Records excerpted from a collection
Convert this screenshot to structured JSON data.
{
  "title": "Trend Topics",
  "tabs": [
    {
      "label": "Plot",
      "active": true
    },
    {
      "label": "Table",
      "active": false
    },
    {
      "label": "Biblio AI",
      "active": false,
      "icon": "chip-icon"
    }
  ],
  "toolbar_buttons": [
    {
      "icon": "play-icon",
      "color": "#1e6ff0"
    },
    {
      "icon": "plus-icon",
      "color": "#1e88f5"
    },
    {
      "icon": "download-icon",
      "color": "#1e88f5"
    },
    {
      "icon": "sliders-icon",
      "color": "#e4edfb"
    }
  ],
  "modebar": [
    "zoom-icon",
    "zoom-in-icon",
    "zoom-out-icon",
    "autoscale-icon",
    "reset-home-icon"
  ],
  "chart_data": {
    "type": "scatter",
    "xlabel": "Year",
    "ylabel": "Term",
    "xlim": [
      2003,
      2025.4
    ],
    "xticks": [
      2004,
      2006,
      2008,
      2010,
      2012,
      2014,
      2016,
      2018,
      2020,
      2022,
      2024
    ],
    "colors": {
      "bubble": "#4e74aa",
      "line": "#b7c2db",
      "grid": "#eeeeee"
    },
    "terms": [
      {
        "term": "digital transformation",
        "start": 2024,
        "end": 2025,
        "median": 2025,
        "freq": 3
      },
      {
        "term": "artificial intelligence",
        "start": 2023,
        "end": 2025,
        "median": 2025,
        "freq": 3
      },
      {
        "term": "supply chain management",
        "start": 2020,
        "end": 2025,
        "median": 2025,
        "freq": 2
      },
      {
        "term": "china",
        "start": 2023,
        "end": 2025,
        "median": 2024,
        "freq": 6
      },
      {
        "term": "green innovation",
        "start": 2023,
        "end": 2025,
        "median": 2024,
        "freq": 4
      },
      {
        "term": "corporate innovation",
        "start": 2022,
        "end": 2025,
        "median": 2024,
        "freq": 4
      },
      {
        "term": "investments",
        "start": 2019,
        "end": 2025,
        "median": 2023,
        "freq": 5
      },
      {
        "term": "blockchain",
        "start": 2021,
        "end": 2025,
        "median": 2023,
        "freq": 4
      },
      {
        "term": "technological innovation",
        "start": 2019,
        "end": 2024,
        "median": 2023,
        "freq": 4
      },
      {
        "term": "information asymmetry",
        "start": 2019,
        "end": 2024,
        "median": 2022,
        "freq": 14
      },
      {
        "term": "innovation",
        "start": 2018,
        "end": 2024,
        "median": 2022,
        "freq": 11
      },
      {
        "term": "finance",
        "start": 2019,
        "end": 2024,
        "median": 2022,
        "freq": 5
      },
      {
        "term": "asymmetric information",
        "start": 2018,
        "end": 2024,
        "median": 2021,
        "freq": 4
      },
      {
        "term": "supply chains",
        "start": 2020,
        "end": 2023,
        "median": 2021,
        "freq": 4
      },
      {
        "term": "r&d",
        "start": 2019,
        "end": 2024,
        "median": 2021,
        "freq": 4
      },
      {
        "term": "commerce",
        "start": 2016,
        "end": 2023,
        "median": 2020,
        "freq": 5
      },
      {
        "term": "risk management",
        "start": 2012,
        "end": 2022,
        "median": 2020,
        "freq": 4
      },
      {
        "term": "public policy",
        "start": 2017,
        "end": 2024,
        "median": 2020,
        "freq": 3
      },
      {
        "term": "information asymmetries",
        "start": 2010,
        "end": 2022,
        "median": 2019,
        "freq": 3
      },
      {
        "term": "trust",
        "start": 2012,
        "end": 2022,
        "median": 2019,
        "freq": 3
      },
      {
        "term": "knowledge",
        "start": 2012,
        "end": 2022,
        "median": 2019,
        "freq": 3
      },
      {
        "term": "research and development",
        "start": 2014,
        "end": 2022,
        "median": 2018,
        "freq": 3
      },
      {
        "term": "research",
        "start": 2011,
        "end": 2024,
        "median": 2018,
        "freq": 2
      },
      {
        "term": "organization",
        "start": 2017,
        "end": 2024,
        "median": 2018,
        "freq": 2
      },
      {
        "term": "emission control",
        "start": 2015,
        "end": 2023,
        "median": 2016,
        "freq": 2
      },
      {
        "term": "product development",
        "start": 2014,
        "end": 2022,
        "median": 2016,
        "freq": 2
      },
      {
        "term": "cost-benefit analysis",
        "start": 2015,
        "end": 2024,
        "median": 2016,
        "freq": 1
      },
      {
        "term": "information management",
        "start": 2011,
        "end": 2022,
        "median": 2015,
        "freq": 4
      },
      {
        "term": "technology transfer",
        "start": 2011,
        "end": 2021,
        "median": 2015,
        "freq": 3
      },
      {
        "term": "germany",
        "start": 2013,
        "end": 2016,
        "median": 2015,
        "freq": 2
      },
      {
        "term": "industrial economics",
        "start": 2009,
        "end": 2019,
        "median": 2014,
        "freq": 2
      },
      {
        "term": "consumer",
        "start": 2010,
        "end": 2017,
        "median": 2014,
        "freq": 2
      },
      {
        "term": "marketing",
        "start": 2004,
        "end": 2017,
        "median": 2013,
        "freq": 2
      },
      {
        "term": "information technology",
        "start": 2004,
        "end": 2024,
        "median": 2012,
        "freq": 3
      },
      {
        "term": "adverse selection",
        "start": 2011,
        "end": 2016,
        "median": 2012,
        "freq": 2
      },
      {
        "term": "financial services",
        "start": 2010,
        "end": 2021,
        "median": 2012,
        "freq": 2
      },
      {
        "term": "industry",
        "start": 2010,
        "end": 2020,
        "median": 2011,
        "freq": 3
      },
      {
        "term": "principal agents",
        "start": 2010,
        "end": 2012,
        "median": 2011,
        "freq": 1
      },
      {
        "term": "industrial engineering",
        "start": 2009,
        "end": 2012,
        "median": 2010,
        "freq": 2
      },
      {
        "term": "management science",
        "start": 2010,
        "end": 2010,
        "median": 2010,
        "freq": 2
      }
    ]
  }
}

#### [Problem description]
Copy every line of the material, please, keeping it exactly the same.

#### [Response to the exercise]
Convert this screenshot to structured JSON data.
{
  "title": "Trend Topics",
  "tabs": [
    {
      "label": "Plot",
      "active": true
    },
    {
      "label": "Table",
      "active": false
    },
    {
      "label": "Biblio AI",
      "active": false,
      "icon": "chip-icon"
    }
  ],
  "toolbar_buttons": [
    {
      "icon": "play-icon",
      "color": "#1e6ff0"
    },
    {
      "icon": "plus-icon",
      "color": "#1e88f5"
    },
    {
      "icon": "download-icon",
      "color": "#1e88f5"
    },
    {
      "icon": "sliders-icon",
      "color": "#e4edfb"
    }
  ],
  "modebar": [
    "zoom-icon",
    "zoom-in-icon",
    "zoom-out-icon",
    "autoscale-icon",
    "reset-home-icon"
  ],
  "chart_data": {
    "type": "scatter",
    "xlabel": "Year",
    "ylabel": "Term",
    "xlim": [
      2003,
      2025.4
    ],
    "xticks": [
      2004,
      2006,
      2008,
      2010,
      2012,
      2014,
      2016,
      2018,
      2020,
      2022,
      2024
    ],
    "colors": {
      "bubble": "#4e74aa",
      "line": "#b7c2db",
      "grid": "#eeeeee"
    },
    "terms": [
      {
        "term": "digital transformation",
        "start": 2024,
        "end": 2025,
        "median": 2025,
        "freq": 3
      },
      {
        "term": "artificial intelligence",
        "start": 2023,
        "end": 2025,
        "median": 2025,
        "freq": 3
      },
      {
        "term": "supply chain management",
        "start": 2020,
        "end": 2025,
        "median": 2025,
        "freq": 2
      },
      {
        "term": "china",
        "start": 2023,
        "end": 2025,
        "median": 2024,
        "freq": 6
      },
      {
        "term": "green innovation",
        "start": 2023,
        "end": 2025,
        "median": 2024,
        "freq": 4
      },
      {
        "term": "corporate innovation",
        "start": 2022,
        "end": 2025,
        "median": 2024,
        "freq": 4
      },
      {
        "term": "investments",
        "start": 2019,
        "end": 2025,
        "median": 2023,
        "freq": 5
      },
      {
        "term": "blockchain",
        "start": 2021,
        "end": 2025,
        "median": 2023,
        "freq": 4
      },
      {
        "term": "technological innovation",
        "start": 2019,
        "end": 2024,
        "median": 2023,
        "freq": 4
      },
      {
        "term": "information asymmetry",
        "start": 2019,
        "end": 2024,
        "median": 2022,
        "freq": 14
      },
      {
        "term": "innovation",
        "start": 2018,
        "end": 2024,
        "median": 2022,
        "freq": 11
      },
      {
        "term": "finance",
        "start": 2019,
        "end": 2024,
        "median": 2022,
        "freq": 5
      },
      {
        "term": "asymmetric information",
        "start": 2018,
        "end": 2024,
        "median": 2021,
        "freq": 4
      },
      {
        "term": "supply chains",
        "start": 2020,
        "end": 2023,
        "median": 2021,
        "freq": 4
      },
      {
        "term": "r&d",
        "start": 2019,
        "end": 2024,
        "median": 2021,
        "freq": 4
      },
      {
        "term": "commerce",
        "start": 2016,
        "end": 2023,
        "median": 2020,
        "freq": 5
      },
      {
        "term": "risk management",
        "start": 2012,
        "end": 2022,
        "median": 2020,
        "freq": 4
      },
      {
        "term": "public policy",
        "start": 2017,
        "end": 2024,
        "median": 2020,
        "freq": 3
      },
      {
        "term": "information asymmetries",
        "start": 2010,
        "end": 2022,
        "median": 2019,
        "freq": 3
      },
      {
        "term": "trust",
        "start": 2012,
        "end": 2022,
        "median": 2019,
        "freq": 3
      },
      {
        "term": "knowledge",
        "start": 2012,
        "end": 2022,
        "median": 2019,
        "freq": 3
      },
      {
        "term": "research and development",
        "start": 2014,
        "end": 2022,
        "median": 2018,
        "freq": 3
      },
      {
        "term": "research",
        "start": 2011,
        "end": 2024,
        "median": 2018,
        "freq": 2
      },
      {
        "term": "organization",
        "start": 2017,
        "end": 2024,
        "median": 2018,
        "freq": 2
      },
      {
        "term": "emission control",
        "start": 2015,
        "end": 2023,
        "median": 2016,
        "freq": 2
      },
      {
        "term": "product development",
        "start": 2014,
        "end": 2022,
        "median": 2016,
        "freq": 2
      },
      {
        "term": "cost-benefit analysis",
        "start": 2015,
        "end": 2024,
        "median": 2016,
        "freq": 1
      },
      {
        "term": "information management",
        "start": 2011,
        "end": 2022,
        "median": 2015,
        "freq": 4
      },
      {
        "term": "technology transfer",
        "start": 2011,
        "end": 2021,
        "median": 2015,
        "freq": 3
      },
      {
        "term": "germany",
        "start": 2013,
        "end": 2016,
        "median": 2015,
        "freq": 2
      },
      {
        "term": "industrial economics",
        "start": 2009,
        "end": 2019,
        "median": 2014,
        "freq": 2
      },
      {
        "term": "consumer",
        "start": 2010,
        "end": 2017,
        "median": 2014,
        "freq": 2
      },
      {
        "term": "marketing",
        "start": 2004,
        "end": 2017,
        "median": 2013,
        "freq": 2
      },
      {
        "term": "information technology",
        "start": 2004,
        "end": 2024,
        "median": 2012,
        "freq": 3
      },
      {
        "term": "adverse selection",
        "start": 2011,
        "end": 2016,
        "median": 2012,
        "freq": 2
      },
      {
        "term": "financial services",
        "start": 2010,
        "end": 2021,
        "median": 2012,
        "freq": 2
      },
      {
        "term": "industry",
        "start": 2010,
        "end": 2020,
        "median": 2011,
        "freq": 3
      },
      {
        "term": "principal agents",
        "start": 2010,
        "end": 2012,
        "median": 2011,
        "freq": 1
      },
      {
        "term": "industrial engineering",
        "start": 2009,
        "end": 2012,
        "median": 2010,
        "freq": 2
      },
      {
        "term": "management science",
        "start": 2010,
        "end": 2010,
        "median": 2010,
        "freq": 2
      }
    ]
  }
}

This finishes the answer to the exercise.